-- START DATASET --

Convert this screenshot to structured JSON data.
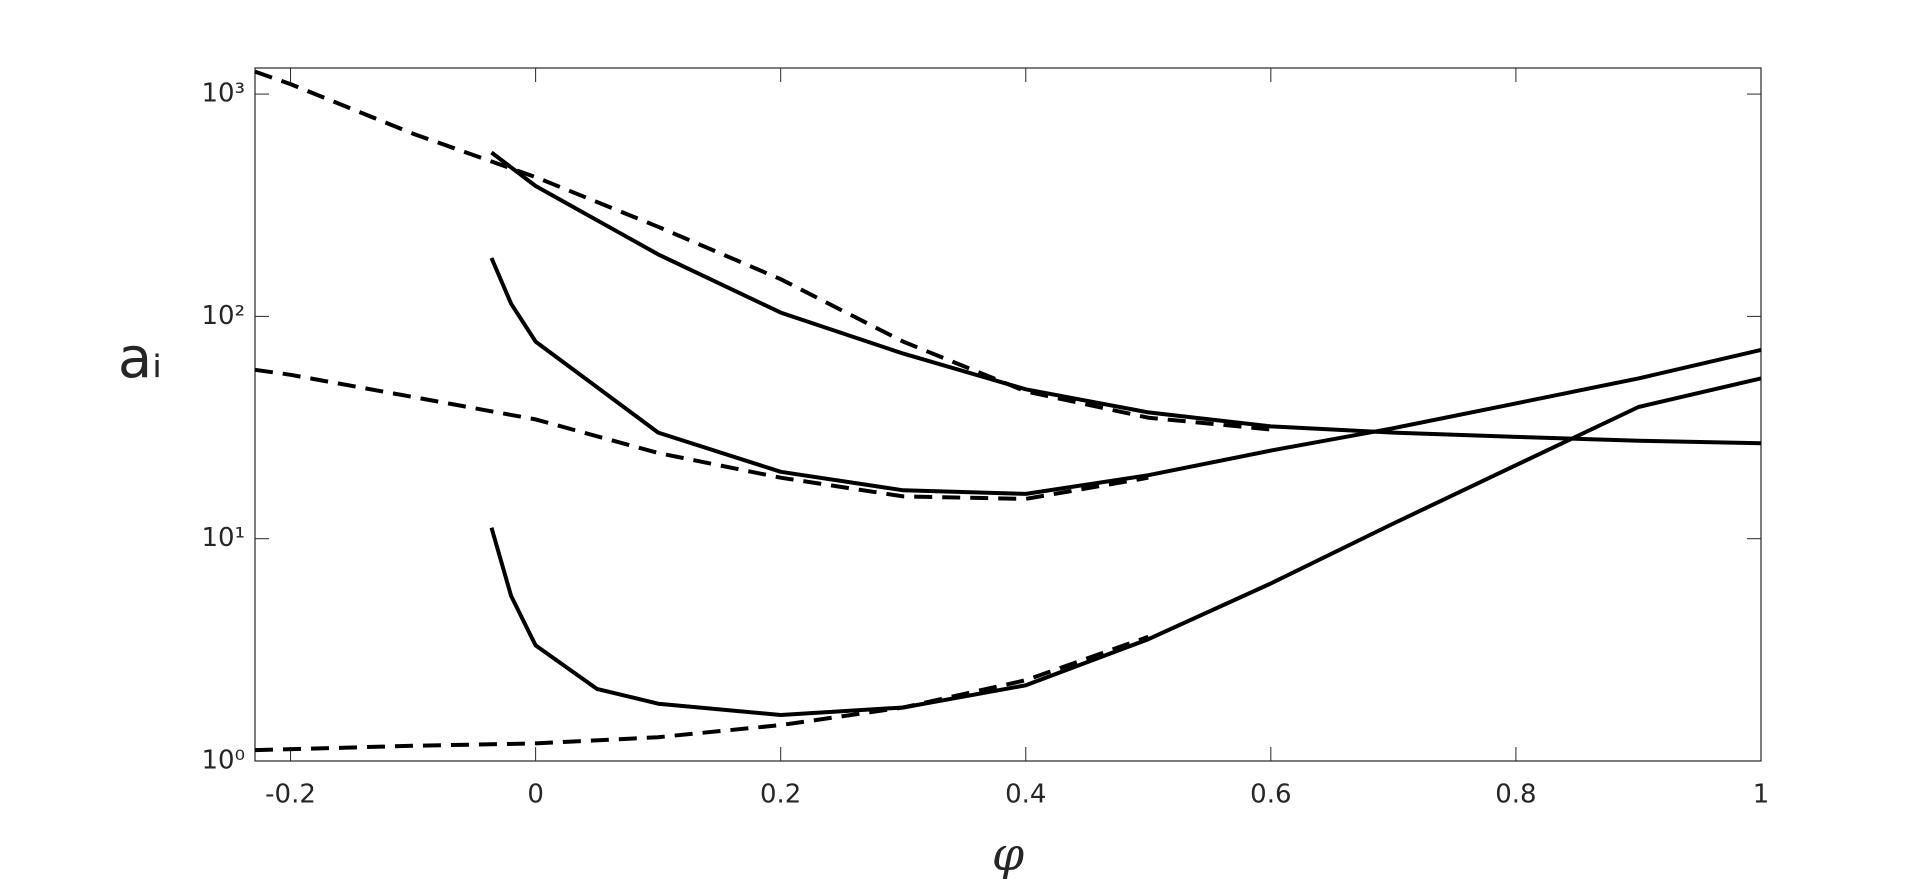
{
  "chart_data": {
    "type": "line",
    "xlabel": "φ",
    "ylabel": "aᵢ",
    "xlim": [
      -0.229,
      1
    ],
    "xticks": [
      -0.2,
      0,
      0.2,
      0.4,
      0.6,
      0.8,
      1
    ],
    "ylim": [
      1,
      1310
    ],
    "log_y": true,
    "yticks": [
      {
        "value": 1,
        "label": "10⁰"
      },
      {
        "value": 10,
        "label": "10¹"
      },
      {
        "value": 100,
        "label": "10²"
      },
      {
        "value": 1000,
        "label": "10³"
      }
    ],
    "series": [
      {
        "color": "#000000",
        "linestyle": "solid",
        "x": [
          -0.036,
          -0.02,
          0,
          0.1,
          0.2,
          0.3,
          0.4,
          0.5,
          0.6,
          0.7,
          0.8,
          0.9,
          1
        ],
        "values": [
          546,
          468,
          386,
          190,
          104,
          68,
          47,
          37,
          32,
          30,
          28.7,
          27.6,
          26.9
        ]
      },
      {
        "color": "#000000",
        "linestyle": "dashed",
        "x": [
          -0.229,
          -0.2,
          -0.1,
          0,
          0.1,
          0.2,
          0.3,
          0.4,
          0.5,
          0.6
        ],
        "values": [
          1262,
          1109,
          663,
          423,
          253,
          147,
          77,
          46,
          35,
          31
        ]
      },
      {
        "color": "#000000",
        "linestyle": "solid",
        "x": [
          -0.036,
          -0.02,
          0,
          0.1,
          0.2,
          0.3,
          0.4,
          0.5,
          0.6,
          0.7,
          0.8,
          0.9,
          1
        ],
        "values": [
          183,
          114,
          77,
          30,
          20,
          16.5,
          15.9,
          19.3,
          24.9,
          31.4,
          40.6,
          52.6,
          70.7
        ]
      },
      {
        "color": "#000000",
        "linestyle": "dashed",
        "x": [
          -0.229,
          -0.2,
          -0.1,
          0,
          0.1,
          0.2,
          0.3,
          0.4,
          0.5
        ],
        "values": [
          57.5,
          54.6,
          43.4,
          34.4,
          24.3,
          18.8,
          15.5,
          15.1,
          18.8
        ]
      },
      {
        "color": "#000000",
        "linestyle": "solid",
        "x": [
          -0.036,
          -0.02,
          0,
          0.05,
          0.1,
          0.2,
          0.3,
          0.4,
          0.5,
          0.6,
          0.7,
          0.8,
          0.9,
          1
        ],
        "values": [
          11.2,
          5.53,
          3.31,
          2.11,
          1.81,
          1.61,
          1.74,
          2.19,
          3.53,
          6.29,
          11.7,
          21.4,
          39.1,
          52.6
        ]
      },
      {
        "color": "#000000",
        "linestyle": "dashed",
        "x": [
          -0.229,
          -0.1,
          0,
          0.1,
          0.2,
          0.3,
          0.4,
          0.5
        ],
        "values": [
          1.12,
          1.17,
          1.2,
          1.28,
          1.45,
          1.74,
          2.31,
          3.62
        ]
      }
    ]
  }
}
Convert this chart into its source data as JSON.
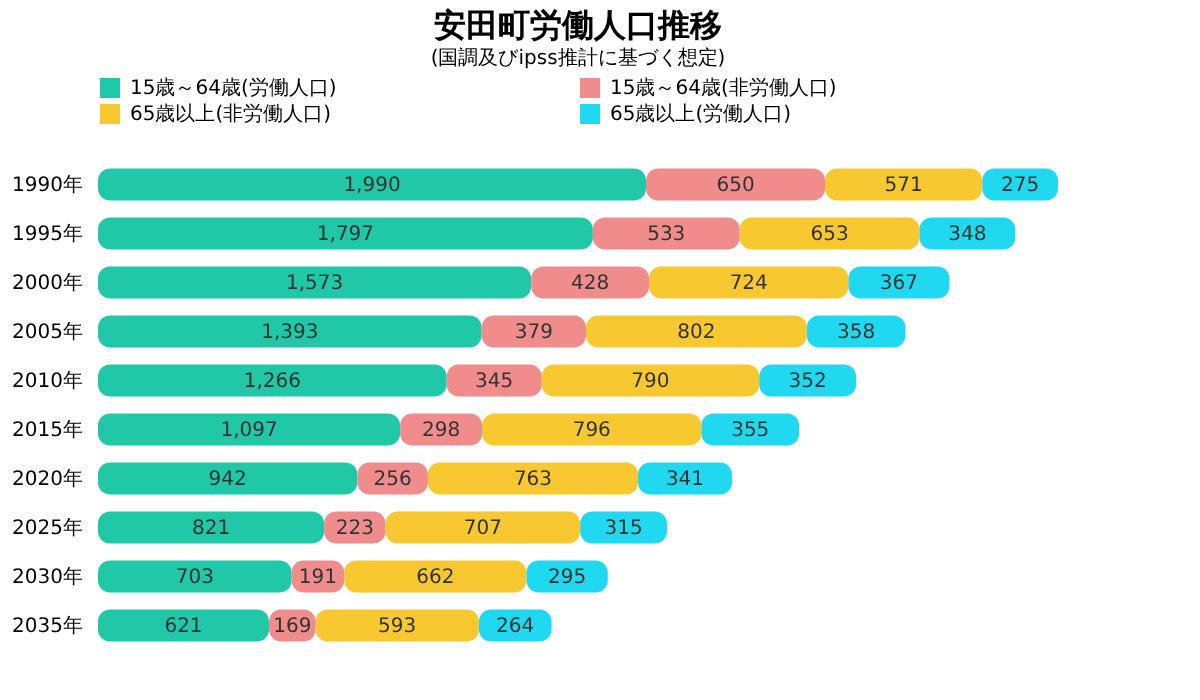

-- END DATASET --

→ **DESCRIPTION OF THE TASK**
Read through the lines above and collect those that contain the string "Convert".

→ **TASK RESPONSE**
Convert this screenshot to structured JSON data.
Convert this chart into its source data as JSON.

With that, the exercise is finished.